> **Aim**: Leave the pictures out, and retype all of the material exactly as written.

> **Input rows**:

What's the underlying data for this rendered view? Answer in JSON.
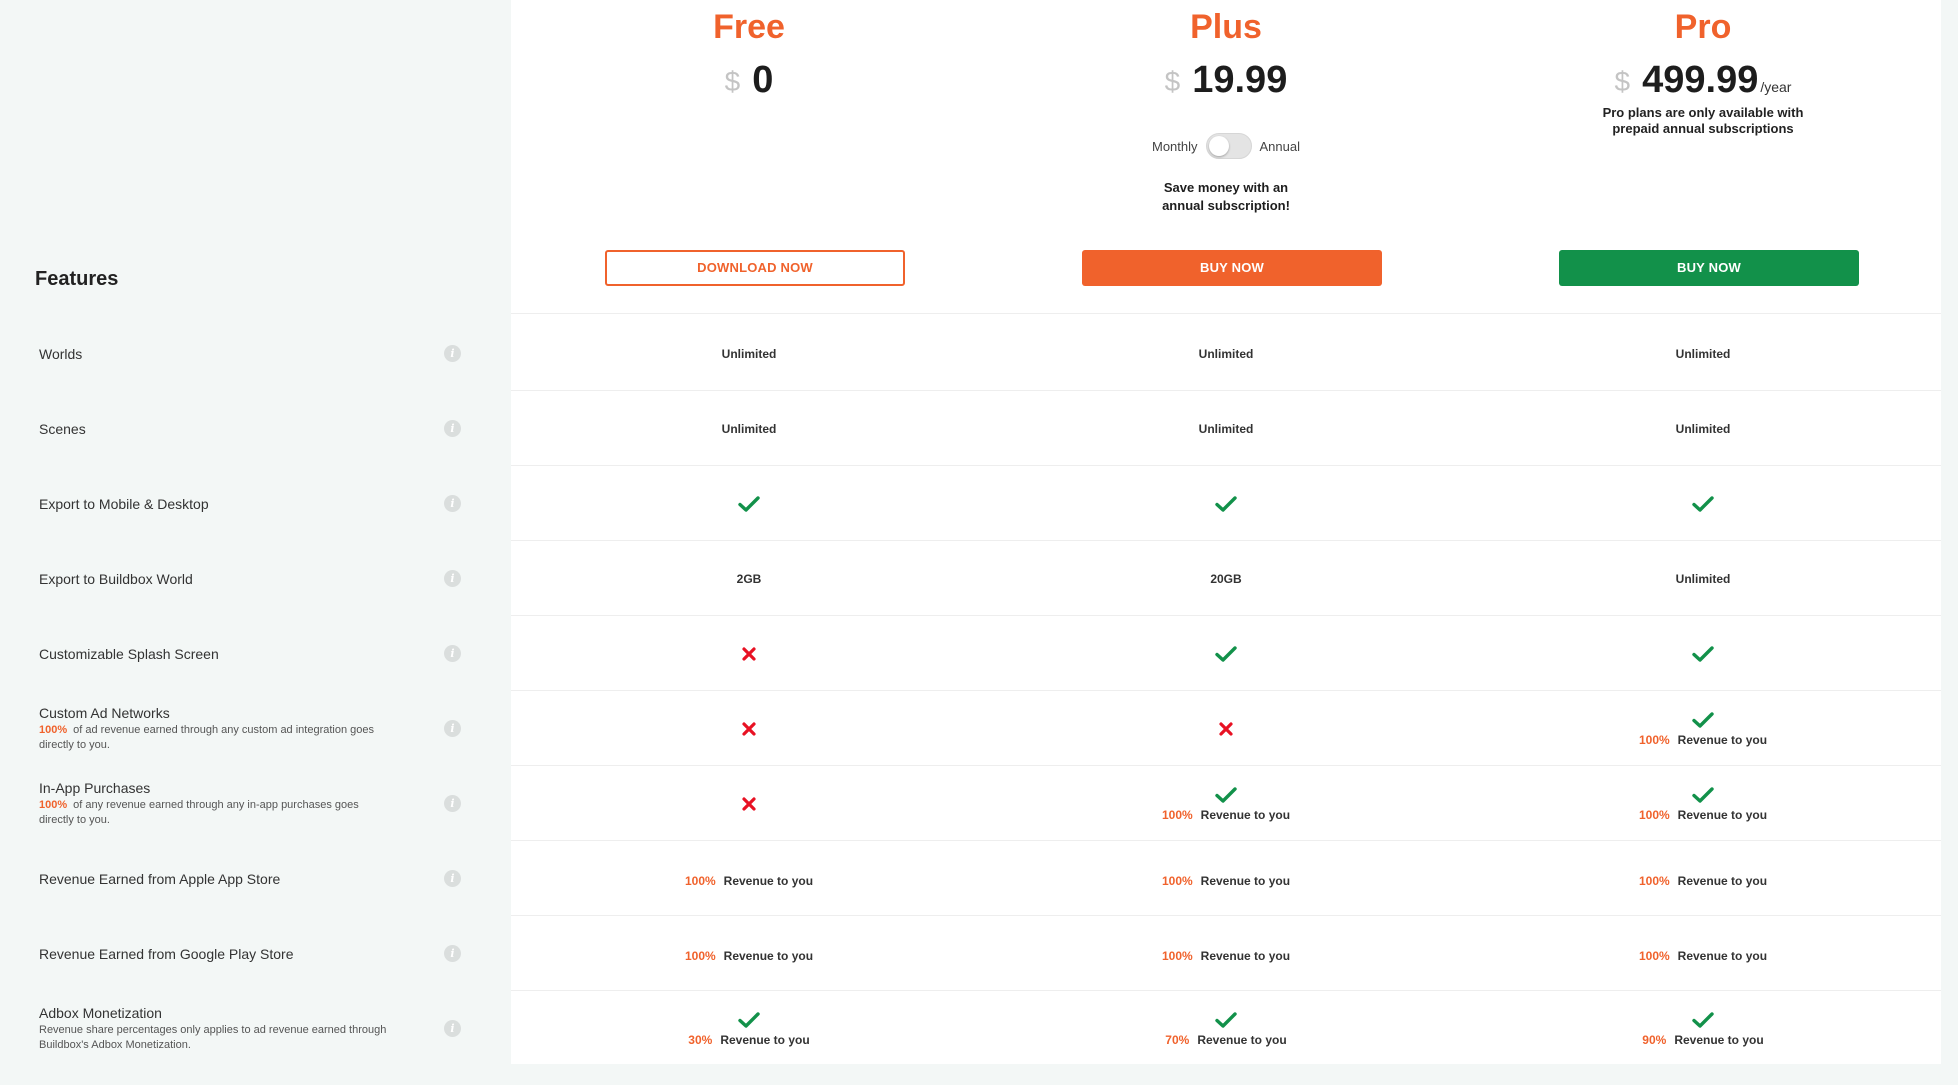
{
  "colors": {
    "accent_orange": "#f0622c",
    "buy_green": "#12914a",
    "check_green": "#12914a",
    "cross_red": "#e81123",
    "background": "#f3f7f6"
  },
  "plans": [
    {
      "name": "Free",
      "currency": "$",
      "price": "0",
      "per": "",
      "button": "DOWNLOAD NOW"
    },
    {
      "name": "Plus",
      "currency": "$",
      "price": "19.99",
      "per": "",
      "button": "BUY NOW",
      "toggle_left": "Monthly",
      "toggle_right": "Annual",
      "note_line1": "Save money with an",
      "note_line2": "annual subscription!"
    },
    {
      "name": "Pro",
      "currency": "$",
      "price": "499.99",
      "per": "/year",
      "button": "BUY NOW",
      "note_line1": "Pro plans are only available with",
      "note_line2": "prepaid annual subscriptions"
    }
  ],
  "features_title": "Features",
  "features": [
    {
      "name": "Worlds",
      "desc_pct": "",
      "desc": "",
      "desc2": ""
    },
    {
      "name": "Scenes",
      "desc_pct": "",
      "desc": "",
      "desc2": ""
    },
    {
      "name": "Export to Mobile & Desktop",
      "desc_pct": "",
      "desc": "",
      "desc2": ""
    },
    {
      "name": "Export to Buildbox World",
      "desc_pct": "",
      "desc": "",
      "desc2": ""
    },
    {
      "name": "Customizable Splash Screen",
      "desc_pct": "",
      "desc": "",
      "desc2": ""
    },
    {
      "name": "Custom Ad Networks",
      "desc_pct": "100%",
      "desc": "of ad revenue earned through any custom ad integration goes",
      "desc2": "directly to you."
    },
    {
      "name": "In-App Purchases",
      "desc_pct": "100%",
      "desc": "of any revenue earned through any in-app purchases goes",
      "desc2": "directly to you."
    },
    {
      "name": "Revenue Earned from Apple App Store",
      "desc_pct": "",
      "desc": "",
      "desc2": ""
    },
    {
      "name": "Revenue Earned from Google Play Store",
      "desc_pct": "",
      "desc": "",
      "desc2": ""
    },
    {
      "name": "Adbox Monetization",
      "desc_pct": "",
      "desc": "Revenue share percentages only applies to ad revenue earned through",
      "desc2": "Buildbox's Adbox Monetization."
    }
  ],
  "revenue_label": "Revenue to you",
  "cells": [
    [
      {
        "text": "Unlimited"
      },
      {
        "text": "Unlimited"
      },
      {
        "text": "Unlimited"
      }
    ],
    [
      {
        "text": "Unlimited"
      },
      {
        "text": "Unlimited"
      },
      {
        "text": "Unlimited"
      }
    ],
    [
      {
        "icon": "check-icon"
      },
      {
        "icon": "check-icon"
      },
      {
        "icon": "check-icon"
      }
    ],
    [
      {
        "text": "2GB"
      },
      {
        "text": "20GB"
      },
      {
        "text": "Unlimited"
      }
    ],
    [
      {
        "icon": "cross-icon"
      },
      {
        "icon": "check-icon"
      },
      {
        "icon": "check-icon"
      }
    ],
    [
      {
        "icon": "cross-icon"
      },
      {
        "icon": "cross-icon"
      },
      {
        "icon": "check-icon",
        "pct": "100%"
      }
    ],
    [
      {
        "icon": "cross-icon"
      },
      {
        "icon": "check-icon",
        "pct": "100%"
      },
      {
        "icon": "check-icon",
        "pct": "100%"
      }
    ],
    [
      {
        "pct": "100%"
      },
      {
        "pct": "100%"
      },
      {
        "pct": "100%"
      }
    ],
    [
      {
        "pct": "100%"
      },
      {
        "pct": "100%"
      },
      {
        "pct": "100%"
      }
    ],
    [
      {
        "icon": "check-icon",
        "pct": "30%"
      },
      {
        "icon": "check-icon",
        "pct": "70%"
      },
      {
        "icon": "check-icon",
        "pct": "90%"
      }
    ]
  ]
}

> **Worked solution**:
What's the underlying data for this rendered view? Answer in JSON.
{
  "colors": {
    "accent_orange": "#f0622c",
    "buy_green": "#12914a",
    "check_green": "#12914a",
    "cross_red": "#e81123",
    "background": "#f3f7f6"
  },
  "plans": [
    {
      "name": "Free",
      "currency": "$",
      "price": "0",
      "per": "",
      "button": "DOWNLOAD NOW"
    },
    {
      "name": "Plus",
      "currency": "$",
      "price": "19.99",
      "per": "",
      "button": "BUY NOW",
      "toggle_left": "Monthly",
      "toggle_right": "Annual",
      "note_line1": "Save money with an",
      "note_line2": "annual subscription!"
    },
    {
      "name": "Pro",
      "currency": "$",
      "price": "499.99",
      "per": "/year",
      "button": "BUY NOW",
      "note_line1": "Pro plans are only available with",
      "note_line2": "prepaid annual subscriptions"
    }
  ],
  "features_title": "Features",
  "features": [
    {
      "name": "Worlds",
      "desc_pct": "",
      "desc": "",
      "desc2": ""
    },
    {
      "name": "Scenes",
      "desc_pct": "",
      "desc": "",
      "desc2": ""
    },
    {
      "name": "Export to Mobile & Desktop",
      "desc_pct": "",
      "desc": "",
      "desc2": ""
    },
    {
      "name": "Export to Buildbox World",
      "desc_pct": "",
      "desc": "",
      "desc2": ""
    },
    {
      "name": "Customizable Splash Screen",
      "desc_pct": "",
      "desc": "",
      "desc2": ""
    },
    {
      "name": "Custom Ad Networks",
      "desc_pct": "100%",
      "desc": "of ad revenue earned through any custom ad integration goes",
      "desc2": "directly to you."
    },
    {
      "name": "In-App Purchases",
      "desc_pct": "100%",
      "desc": "of any revenue earned through any in-app purchases goes",
      "desc2": "directly to you."
    },
    {
      "name": "Revenue Earned from Apple App Store",
      "desc_pct": "",
      "desc": "",
      "desc2": ""
    },
    {
      "name": "Revenue Earned from Google Play Store",
      "desc_pct": "",
      "desc": "",
      "desc2": ""
    },
    {
      "name": "Adbox Monetization",
      "desc_pct": "",
      "desc": "Revenue share percentages only applies to ad revenue earned through",
      "desc2": "Buildbox's Adbox Monetization."
    }
  ],
  "revenue_label": "Revenue to you",
  "cells": [
    [
      {
        "text": "Unlimited"
      },
      {
        "text": "Unlimited"
      },
      {
        "text": "Unlimited"
      }
    ],
    [
      {
        "text": "Unlimited"
      },
      {
        "text": "Unlimited"
      },
      {
        "text": "Unlimited"
      }
    ],
    [
      {
        "icon": "check-icon"
      },
      {
        "icon": "check-icon"
      },
      {
        "icon": "check-icon"
      }
    ],
    [
      {
        "text": "2GB"
      },
      {
        "text": "20GB"
      },
      {
        "text": "Unlimited"
      }
    ],
    [
      {
        "icon": "cross-icon"
      },
      {
        "icon": "check-icon"
      },
      {
        "icon": "check-icon"
      }
    ],
    [
      {
        "icon": "cross-icon"
      },
      {
        "icon": "cross-icon"
      },
      {
        "icon": "check-icon",
        "pct": "100%"
      }
    ],
    [
      {
        "icon": "cross-icon"
      },
      {
        "icon": "check-icon",
        "pct": "100%"
      },
      {
        "icon": "check-icon",
        "pct": "100%"
      }
    ],
    [
      {
        "pct": "100%"
      },
      {
        "pct": "100%"
      },
      {
        "pct": "100%"
      }
    ],
    [
      {
        "pct": "100%"
      },
      {
        "pct": "100%"
      },
      {
        "pct": "100%"
      }
    ],
    [
      {
        "icon": "check-icon",
        "pct": "30%"
      },
      {
        "icon": "check-icon",
        "pct": "70%"
      },
      {
        "icon": "check-icon",
        "pct": "90%"
      }
    ]
  ]
}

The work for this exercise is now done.